## What is expected
What follows is a block of records; restate each one word for word.

## Extracted data
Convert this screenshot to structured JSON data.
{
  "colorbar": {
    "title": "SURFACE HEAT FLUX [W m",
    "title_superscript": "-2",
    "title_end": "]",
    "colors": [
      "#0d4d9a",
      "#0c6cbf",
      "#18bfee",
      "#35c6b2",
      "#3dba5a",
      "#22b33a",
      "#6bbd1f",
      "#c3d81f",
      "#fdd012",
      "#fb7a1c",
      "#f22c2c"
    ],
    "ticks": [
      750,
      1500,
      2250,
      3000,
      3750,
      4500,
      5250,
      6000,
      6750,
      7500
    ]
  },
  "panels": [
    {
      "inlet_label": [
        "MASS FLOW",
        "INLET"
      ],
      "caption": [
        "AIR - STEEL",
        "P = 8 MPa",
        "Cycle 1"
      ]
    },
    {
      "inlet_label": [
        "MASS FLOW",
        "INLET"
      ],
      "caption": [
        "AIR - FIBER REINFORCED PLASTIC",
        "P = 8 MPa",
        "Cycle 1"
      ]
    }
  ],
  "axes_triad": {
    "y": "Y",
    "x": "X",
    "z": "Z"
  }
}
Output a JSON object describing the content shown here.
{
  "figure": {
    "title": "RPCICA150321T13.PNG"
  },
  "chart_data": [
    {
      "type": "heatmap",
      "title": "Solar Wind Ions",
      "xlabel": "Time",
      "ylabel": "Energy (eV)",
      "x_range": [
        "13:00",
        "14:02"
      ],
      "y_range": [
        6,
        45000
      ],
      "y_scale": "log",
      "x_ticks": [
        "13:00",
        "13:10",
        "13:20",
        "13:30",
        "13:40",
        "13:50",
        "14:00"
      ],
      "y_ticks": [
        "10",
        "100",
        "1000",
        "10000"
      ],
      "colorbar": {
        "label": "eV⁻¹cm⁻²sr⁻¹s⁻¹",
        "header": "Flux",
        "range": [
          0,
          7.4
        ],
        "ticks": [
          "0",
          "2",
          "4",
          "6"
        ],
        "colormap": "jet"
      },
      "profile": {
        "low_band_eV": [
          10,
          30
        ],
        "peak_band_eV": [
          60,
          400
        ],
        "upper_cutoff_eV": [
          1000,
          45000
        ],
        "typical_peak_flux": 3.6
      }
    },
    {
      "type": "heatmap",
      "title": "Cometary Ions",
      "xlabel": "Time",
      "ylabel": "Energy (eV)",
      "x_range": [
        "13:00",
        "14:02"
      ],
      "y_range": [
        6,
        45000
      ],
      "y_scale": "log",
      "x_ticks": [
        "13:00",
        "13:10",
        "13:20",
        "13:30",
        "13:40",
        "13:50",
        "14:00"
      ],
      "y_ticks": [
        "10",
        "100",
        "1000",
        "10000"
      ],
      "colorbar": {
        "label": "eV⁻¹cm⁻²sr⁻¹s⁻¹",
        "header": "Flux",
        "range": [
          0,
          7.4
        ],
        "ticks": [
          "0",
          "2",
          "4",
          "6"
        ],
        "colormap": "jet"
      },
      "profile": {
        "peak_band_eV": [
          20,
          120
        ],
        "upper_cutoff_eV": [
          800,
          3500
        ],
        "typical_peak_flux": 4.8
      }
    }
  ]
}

## Task solution
Convert this screenshot to structured JSON data.
{
  "colorbar": {
    "title": "SURFACE HEAT FLUX [W m",
    "title_superscript": "-2",
    "title_end": "]",
    "colors": [
      "#0d4d9a",
      "#0c6cbf",
      "#18bfee",
      "#35c6b2",
      "#3dba5a",
      "#22b33a",
      "#6bbd1f",
      "#c3d81f",
      "#fdd012",
      "#fb7a1c",
      "#f22c2c"
    ],
    "ticks": [
      750,
      1500,
      2250,
      3000,
      3750,
      4500,
      5250,
      6000,
      6750,
      7500
    ]
  },
  "panels": [
    {
      "inlet_label": [
        "MASS FLOW",
        "INLET"
      ],
      "caption": [
        "AIR - STEEL",
        "P = 8 MPa",
        "Cycle 1"
      ]
    },
    {
      "inlet_label": [
        "MASS FLOW",
        "INLET"
      ],
      "caption": [
        "AIR - FIBER REINFORCED PLASTIC",
        "P = 8 MPa",
        "Cycle 1"
      ]
    }
  ],
  "axes_triad": {
    "y": "Y",
    "x": "X",
    "z": "Z"
  }
}
Output a JSON object describing the content shown here.
{
  "figure": {
    "title": "RPCICA150321T13.PNG"
  },
  "chart_data": [
    {
      "type": "heatmap",
      "title": "Solar Wind Ions",
      "xlabel": "Time",
      "ylabel": "Energy (eV)",
      "x_range": [
        "13:00",
        "14:02"
      ],
      "y_range": [
        6,
        45000
      ],
      "y_scale": "log",
      "x_ticks": [
        "13:00",
        "13:10",
        "13:20",
        "13:30",
        "13:40",
        "13:50",
        "14:00"
      ],
      "y_ticks": [
        "10",
        "100",
        "1000",
        "10000"
      ],
      "colorbar": {
        "label": "eV⁻¹cm⁻²sr⁻¹s⁻¹",
        "header": "Flux",
        "range": [
          0,
          7.4
        ],
        "ticks": [
          "0",
          "2",
          "4",
          "6"
        ],
        "colormap": "jet"
      },
      "profile": {
        "low_band_eV": [
          10,
          30
        ],
        "peak_band_eV": [
          60,
          400
        ],
        "upper_cutoff_eV": [
          1000,
          45000
        ],
        "typical_peak_flux": 3.6
      }
    },
    {
      "type": "heatmap",
      "title": "Cometary Ions",
      "xlabel": "Time",
      "ylabel": "Energy (eV)",
      "x_range": [
        "13:00",
        "14:02"
      ],
      "y_range": [
        6,
        45000
      ],
      "y_scale": "log",
      "x_ticks": [
        "13:00",
        "13:10",
        "13:20",
        "13:30",
        "13:40",
        "13:50",
        "14:00"
      ],
      "y_ticks": [
        "10",
        "100",
        "1000",
        "10000"
      ],
      "colorbar": {
        "label": "eV⁻¹cm⁻²sr⁻¹s⁻¹",
        "header": "Flux",
        "range": [
          0,
          7.4
        ],
        "ticks": [
          "0",
          "2",
          "4",
          "6"
        ],
        "colormap": "jet"
      },
      "profile": {
        "peak_band_eV": [
          20,
          120
        ],
        "upper_cutoff_eV": [
          800,
          3500
        ],
        "typical_peak_flux": 4.8
      }
    }
  ]
}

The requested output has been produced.